#### DATA EXCERPTS ####
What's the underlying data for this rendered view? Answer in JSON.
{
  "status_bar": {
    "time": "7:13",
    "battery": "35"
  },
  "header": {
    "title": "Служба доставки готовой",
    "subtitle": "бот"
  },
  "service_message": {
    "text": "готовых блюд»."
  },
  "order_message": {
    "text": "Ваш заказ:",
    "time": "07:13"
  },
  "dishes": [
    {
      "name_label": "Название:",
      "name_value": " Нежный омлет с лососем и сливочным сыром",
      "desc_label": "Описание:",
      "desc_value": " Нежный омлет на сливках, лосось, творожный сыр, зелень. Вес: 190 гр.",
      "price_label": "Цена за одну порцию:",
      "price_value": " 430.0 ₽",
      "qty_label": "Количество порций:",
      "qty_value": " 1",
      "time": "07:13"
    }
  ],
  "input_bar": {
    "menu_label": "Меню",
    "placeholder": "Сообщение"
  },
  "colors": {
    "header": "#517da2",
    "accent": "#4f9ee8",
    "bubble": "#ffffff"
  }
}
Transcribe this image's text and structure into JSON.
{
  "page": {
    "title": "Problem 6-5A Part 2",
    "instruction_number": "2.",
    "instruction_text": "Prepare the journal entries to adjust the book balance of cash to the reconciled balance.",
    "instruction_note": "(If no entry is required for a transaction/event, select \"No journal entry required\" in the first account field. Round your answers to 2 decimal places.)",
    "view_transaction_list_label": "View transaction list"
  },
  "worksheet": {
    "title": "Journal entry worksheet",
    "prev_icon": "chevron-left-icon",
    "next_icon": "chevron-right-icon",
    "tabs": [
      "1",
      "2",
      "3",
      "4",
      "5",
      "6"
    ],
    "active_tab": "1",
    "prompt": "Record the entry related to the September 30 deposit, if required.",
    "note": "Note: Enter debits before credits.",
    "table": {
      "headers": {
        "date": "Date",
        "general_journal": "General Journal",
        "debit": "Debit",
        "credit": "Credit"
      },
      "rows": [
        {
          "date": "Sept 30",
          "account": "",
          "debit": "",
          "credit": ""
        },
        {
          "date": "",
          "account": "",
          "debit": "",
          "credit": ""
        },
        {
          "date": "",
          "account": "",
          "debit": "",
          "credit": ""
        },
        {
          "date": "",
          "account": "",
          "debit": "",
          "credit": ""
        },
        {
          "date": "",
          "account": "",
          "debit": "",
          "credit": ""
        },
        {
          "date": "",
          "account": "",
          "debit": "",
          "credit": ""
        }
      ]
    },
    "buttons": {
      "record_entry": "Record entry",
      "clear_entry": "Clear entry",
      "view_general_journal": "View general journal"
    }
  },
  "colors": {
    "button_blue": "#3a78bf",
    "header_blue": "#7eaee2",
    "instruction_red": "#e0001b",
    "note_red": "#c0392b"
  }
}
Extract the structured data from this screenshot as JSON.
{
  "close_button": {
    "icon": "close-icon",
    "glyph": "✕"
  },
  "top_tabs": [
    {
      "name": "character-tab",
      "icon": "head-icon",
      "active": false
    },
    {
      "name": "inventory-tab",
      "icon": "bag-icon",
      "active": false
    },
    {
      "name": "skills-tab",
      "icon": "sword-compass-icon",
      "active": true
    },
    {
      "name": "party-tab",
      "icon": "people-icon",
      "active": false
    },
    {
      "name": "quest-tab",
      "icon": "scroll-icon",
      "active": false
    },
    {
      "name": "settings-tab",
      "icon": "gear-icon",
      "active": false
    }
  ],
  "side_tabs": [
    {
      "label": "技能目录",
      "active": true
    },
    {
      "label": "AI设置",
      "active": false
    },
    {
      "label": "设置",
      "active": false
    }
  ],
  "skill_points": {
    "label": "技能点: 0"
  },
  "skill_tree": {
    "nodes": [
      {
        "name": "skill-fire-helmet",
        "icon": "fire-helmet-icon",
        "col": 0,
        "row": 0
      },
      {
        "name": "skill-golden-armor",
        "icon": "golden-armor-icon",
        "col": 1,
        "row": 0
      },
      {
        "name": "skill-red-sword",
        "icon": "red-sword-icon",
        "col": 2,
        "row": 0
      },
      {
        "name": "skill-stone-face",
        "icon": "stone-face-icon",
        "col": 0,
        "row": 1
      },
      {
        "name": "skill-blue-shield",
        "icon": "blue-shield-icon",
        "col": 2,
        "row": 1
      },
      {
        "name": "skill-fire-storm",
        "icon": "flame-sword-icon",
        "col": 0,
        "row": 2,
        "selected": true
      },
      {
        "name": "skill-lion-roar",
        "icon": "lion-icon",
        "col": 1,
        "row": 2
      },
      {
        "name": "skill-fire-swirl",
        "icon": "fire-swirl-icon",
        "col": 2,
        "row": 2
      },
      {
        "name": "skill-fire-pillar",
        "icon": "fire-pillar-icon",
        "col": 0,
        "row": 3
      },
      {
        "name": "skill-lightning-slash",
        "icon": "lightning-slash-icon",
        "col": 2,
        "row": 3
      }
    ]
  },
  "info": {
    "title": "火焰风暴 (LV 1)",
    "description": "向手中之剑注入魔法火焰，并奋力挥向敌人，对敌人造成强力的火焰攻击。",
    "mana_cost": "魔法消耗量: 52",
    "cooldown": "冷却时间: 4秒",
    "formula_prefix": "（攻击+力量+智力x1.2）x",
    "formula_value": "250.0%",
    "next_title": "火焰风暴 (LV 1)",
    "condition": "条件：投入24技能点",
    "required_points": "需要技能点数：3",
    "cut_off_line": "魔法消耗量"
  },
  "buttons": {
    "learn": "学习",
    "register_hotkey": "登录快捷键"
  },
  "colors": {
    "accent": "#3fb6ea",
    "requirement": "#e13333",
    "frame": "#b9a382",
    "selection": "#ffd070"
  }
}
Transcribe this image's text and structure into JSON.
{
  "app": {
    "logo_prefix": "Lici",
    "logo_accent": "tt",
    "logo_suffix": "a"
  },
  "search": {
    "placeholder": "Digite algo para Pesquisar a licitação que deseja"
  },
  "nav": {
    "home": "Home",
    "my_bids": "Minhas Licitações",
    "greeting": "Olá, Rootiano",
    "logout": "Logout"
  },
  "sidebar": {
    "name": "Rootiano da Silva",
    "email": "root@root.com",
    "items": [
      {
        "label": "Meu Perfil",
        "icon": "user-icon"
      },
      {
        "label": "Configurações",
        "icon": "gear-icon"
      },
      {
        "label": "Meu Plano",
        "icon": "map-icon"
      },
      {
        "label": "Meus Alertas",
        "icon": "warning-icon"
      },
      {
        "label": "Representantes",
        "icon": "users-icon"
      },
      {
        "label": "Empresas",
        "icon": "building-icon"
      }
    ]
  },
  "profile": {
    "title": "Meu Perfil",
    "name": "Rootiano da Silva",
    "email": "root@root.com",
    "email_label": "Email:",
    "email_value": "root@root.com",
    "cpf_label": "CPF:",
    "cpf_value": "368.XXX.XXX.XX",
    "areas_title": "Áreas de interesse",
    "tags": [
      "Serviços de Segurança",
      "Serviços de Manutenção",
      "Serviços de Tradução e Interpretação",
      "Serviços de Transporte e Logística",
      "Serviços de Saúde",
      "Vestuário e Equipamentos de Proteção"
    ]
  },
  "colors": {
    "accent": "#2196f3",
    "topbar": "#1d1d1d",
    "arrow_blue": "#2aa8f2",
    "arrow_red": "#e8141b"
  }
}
####
Find the string "armor" in the listing and return every line that holds it.

■ **EXERCISE RESPONSE**:
        "name": "skill-golden-armor",
        "icon": "golden-armor-icon",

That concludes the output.